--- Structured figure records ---
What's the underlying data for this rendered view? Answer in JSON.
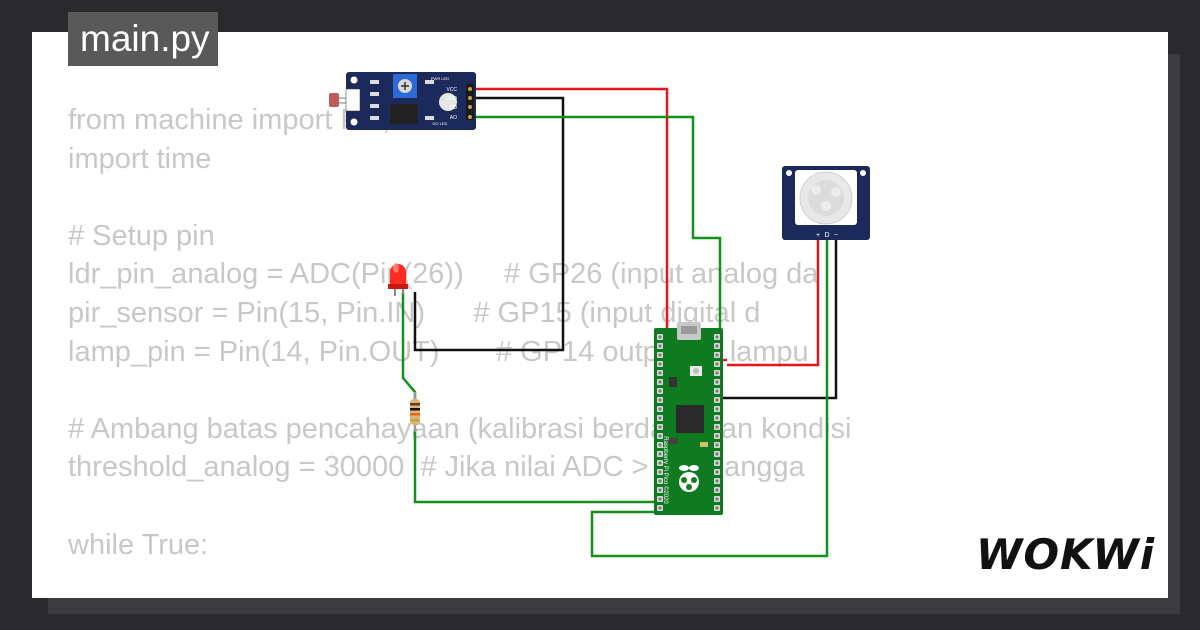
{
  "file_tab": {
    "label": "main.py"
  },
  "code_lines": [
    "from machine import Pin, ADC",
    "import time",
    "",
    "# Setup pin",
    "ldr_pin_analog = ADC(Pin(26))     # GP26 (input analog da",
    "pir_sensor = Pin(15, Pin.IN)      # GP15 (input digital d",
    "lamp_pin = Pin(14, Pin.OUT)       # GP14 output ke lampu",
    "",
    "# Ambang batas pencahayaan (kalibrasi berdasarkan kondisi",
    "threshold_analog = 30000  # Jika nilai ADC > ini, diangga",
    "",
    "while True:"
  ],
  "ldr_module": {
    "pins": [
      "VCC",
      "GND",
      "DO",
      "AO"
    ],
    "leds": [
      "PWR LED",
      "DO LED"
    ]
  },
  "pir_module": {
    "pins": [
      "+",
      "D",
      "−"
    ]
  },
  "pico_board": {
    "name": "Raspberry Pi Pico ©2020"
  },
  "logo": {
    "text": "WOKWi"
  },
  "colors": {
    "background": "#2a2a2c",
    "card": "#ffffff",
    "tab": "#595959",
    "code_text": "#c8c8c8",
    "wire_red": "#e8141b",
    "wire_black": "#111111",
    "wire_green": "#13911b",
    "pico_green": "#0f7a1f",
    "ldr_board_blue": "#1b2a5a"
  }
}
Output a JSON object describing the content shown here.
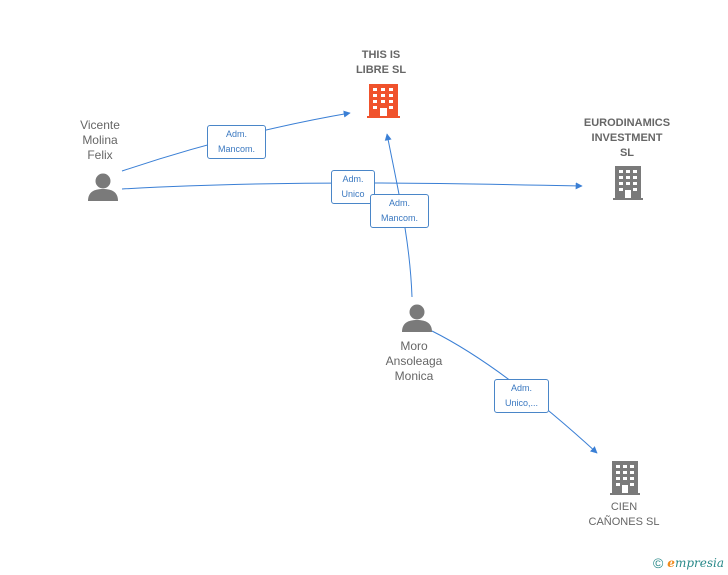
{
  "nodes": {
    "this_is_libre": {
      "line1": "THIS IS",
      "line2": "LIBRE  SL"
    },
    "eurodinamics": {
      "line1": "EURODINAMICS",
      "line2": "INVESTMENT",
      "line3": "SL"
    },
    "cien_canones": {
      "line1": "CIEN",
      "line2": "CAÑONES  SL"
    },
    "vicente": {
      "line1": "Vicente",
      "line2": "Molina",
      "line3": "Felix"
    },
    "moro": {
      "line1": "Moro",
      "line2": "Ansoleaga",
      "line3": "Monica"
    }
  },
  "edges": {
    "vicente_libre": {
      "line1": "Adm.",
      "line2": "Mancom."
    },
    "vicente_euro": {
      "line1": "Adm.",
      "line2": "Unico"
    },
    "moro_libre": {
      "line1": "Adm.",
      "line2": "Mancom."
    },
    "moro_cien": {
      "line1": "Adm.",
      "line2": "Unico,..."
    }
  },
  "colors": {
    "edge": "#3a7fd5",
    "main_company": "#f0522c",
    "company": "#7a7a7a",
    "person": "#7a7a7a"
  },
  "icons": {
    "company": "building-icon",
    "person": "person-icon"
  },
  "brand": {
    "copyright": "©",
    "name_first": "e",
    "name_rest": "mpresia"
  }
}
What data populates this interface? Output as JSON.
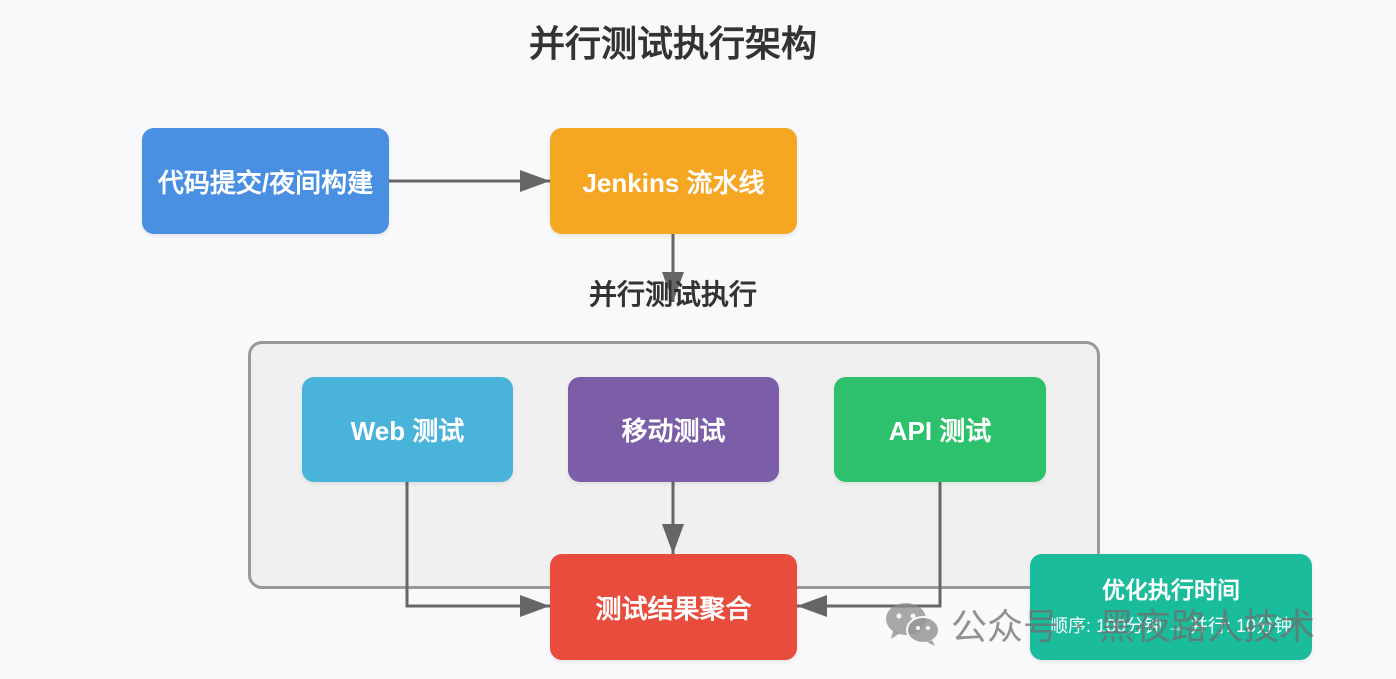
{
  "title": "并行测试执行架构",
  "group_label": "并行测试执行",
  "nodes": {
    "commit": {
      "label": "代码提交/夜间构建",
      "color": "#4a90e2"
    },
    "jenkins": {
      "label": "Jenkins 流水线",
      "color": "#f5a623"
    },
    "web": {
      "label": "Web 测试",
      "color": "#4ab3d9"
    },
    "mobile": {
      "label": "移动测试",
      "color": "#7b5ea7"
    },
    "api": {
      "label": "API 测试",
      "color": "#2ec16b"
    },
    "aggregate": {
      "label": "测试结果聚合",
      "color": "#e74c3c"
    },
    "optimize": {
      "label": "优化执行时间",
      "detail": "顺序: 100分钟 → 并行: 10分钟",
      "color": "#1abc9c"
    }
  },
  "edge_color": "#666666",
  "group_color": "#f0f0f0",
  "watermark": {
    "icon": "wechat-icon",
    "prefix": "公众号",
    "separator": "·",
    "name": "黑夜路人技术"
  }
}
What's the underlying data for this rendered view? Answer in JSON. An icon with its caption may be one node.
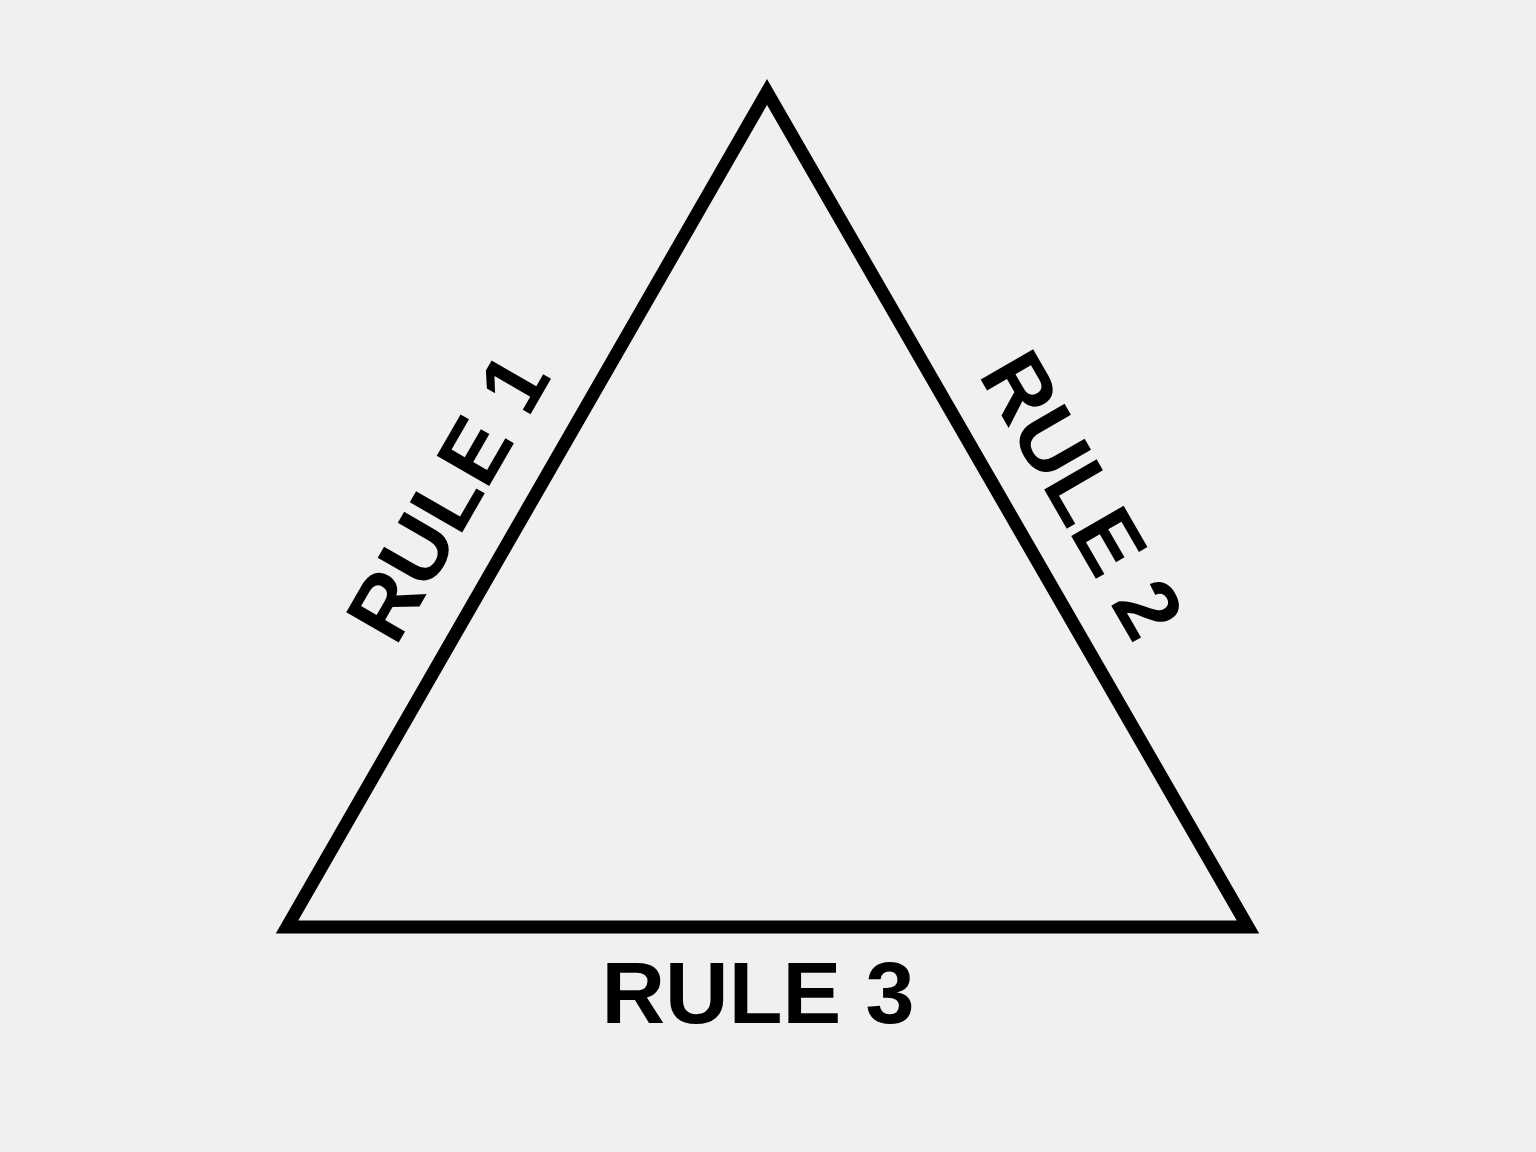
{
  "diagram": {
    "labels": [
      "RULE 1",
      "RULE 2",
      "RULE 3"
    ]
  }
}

--- Task instructions ---
Identify each line in the entries with the word "input" and copy it.

--- Answer for this exercise ---
    "ldr_pin_analog = ADC(Pin(26))     # GP26 (input analog da",
    "pir_sensor = Pin(15, Pin.IN)      # GP15 (input digital d",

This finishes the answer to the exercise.